* TO BE DONE
Extract all of the entries and set them down verbatim.

--------------------------------------------------

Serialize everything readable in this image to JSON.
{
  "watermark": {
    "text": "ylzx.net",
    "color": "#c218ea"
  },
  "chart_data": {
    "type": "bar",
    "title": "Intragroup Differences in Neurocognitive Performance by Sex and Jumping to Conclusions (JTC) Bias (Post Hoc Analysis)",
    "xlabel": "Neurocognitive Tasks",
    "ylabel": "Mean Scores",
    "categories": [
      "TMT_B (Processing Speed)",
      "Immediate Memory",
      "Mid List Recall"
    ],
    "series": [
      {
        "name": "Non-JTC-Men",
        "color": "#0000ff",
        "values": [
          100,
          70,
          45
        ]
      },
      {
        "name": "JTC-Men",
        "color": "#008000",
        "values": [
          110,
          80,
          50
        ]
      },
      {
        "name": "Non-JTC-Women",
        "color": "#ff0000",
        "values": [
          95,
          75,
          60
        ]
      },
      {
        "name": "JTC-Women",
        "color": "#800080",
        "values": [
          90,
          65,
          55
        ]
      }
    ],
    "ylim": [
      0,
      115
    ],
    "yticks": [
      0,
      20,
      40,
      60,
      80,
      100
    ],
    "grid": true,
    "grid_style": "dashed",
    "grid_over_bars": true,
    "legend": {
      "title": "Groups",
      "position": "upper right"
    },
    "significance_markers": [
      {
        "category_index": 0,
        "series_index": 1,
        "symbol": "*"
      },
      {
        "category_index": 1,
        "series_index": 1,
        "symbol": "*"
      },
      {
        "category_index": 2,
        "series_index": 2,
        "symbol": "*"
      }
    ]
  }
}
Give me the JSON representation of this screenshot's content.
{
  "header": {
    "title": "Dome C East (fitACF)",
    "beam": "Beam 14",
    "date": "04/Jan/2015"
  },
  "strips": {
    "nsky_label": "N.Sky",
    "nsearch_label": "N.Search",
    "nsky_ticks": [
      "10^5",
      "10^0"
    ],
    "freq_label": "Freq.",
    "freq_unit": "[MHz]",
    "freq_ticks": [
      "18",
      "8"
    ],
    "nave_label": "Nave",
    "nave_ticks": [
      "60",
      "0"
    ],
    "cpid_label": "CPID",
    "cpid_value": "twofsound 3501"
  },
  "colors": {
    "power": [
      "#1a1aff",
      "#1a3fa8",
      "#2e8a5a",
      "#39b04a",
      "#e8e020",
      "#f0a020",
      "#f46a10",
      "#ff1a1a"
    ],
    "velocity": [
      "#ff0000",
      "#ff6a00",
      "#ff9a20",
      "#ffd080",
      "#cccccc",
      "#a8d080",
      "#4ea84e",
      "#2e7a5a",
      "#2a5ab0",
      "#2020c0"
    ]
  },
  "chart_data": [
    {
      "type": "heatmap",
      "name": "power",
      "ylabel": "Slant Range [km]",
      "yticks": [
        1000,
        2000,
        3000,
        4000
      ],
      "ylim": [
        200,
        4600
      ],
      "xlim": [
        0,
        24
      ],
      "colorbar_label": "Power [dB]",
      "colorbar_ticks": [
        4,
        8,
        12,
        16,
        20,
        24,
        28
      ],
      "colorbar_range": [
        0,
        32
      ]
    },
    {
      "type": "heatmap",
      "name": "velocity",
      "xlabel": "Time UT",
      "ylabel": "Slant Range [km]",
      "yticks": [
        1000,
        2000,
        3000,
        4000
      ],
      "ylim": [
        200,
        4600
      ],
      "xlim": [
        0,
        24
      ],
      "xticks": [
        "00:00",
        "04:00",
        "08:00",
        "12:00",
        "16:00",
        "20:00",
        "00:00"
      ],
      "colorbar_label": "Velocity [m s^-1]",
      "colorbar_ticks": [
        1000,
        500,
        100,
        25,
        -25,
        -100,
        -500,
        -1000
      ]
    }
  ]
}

--------------------------------------------------

* WRITTEN ANSWER
Serialize everything readable in this image to JSON.
{
  "watermark": {
    "text": "ylzx.net",
    "color": "#c218ea"
  },
  "chart_data": {
    "type": "bar",
    "title": "Intragroup Differences in Neurocognitive Performance by Sex and Jumping to Conclusions (JTC) Bias (Post Hoc Analysis)",
    "xlabel": "Neurocognitive Tasks",
    "ylabel": "Mean Scores",
    "categories": [
      "TMT_B (Processing Speed)",
      "Immediate Memory",
      "Mid List Recall"
    ],
    "series": [
      {
        "name": "Non-JTC-Men",
        "color": "#0000ff",
        "values": [
          100,
          70,
          45
        ]
      },
      {
        "name": "JTC-Men",
        "color": "#008000",
        "values": [
          110,
          80,
          50
        ]
      },
      {
        "name": "Non-JTC-Women",
        "color": "#ff0000",
        "values": [
          95,
          75,
          60
        ]
      },
      {
        "name": "JTC-Women",
        "color": "#800080",
        "values": [
          90,
          65,
          55
        ]
      }
    ],
    "ylim": [
      0,
      115
    ],
    "yticks": [
      0,
      20,
      40,
      60,
      80,
      100
    ],
    "grid": true,
    "grid_style": "dashed",
    "grid_over_bars": true,
    "legend": {
      "title": "Groups",
      "position": "upper right"
    },
    "significance_markers": [
      {
        "category_index": 0,
        "series_index": 1,
        "symbol": "*"
      },
      {
        "category_index": 1,
        "series_index": 1,
        "symbol": "*"
      },
      {
        "category_index": 2,
        "series_index": 2,
        "symbol": "*"
      }
    ]
  }
}
Give me the JSON representation of this screenshot's content.
{
  "header": {
    "title": "Dome C East (fitACF)",
    "beam": "Beam 14",
    "date": "04/Jan/2015"
  },
  "strips": {
    "nsky_label": "N.Sky",
    "nsearch_label": "N.Search",
    "nsky_ticks": [
      "10^5",
      "10^0"
    ],
    "freq_label": "Freq.",
    "freq_unit": "[MHz]",
    "freq_ticks": [
      "18",
      "8"
    ],
    "nave_label": "Nave",
    "nave_ticks": [
      "60",
      "0"
    ],
    "cpid_label": "CPID",
    "cpid_value": "twofsound 3501"
  },
  "colors": {
    "power": [
      "#1a1aff",
      "#1a3fa8",
      "#2e8a5a",
      "#39b04a",
      "#e8e020",
      "#f0a020",
      "#f46a10",
      "#ff1a1a"
    ],
    "velocity": [
      "#ff0000",
      "#ff6a00",
      "#ff9a20",
      "#ffd080",
      "#cccccc",
      "#a8d080",
      "#4ea84e",
      "#2e7a5a",
      "#2a5ab0",
      "#2020c0"
    ]
  },
  "chart_data": [
    {
      "type": "heatmap",
      "name": "power",
      "ylabel": "Slant Range [km]",
      "yticks": [
        1000,
        2000,
        3000,
        4000
      ],
      "ylim": [
        200,
        4600
      ],
      "xlim": [
        0,
        24
      ],
      "colorbar_label": "Power [dB]",
      "colorbar_ticks": [
        4,
        8,
        12,
        16,
        20,
        24,
        28
      ],
      "colorbar_range": [
        0,
        32
      ]
    },
    {
      "type": "heatmap",
      "name": "velocity",
      "xlabel": "Time UT",
      "ylabel": "Slant Range [km]",
      "yticks": [
        1000,
        2000,
        3000,
        4000
      ],
      "ylim": [
        200,
        4600
      ],
      "xlim": [
        0,
        24
      ],
      "xticks": [
        "00:00",
        "04:00",
        "08:00",
        "12:00",
        "16:00",
        "20:00",
        "00:00"
      ],
      "colorbar_label": "Velocity [m s^-1]",
      "colorbar_ticks": [
        1000,
        500,
        100,
        25,
        -25,
        -100,
        -500,
        -1000
      ]
    }
  ]
}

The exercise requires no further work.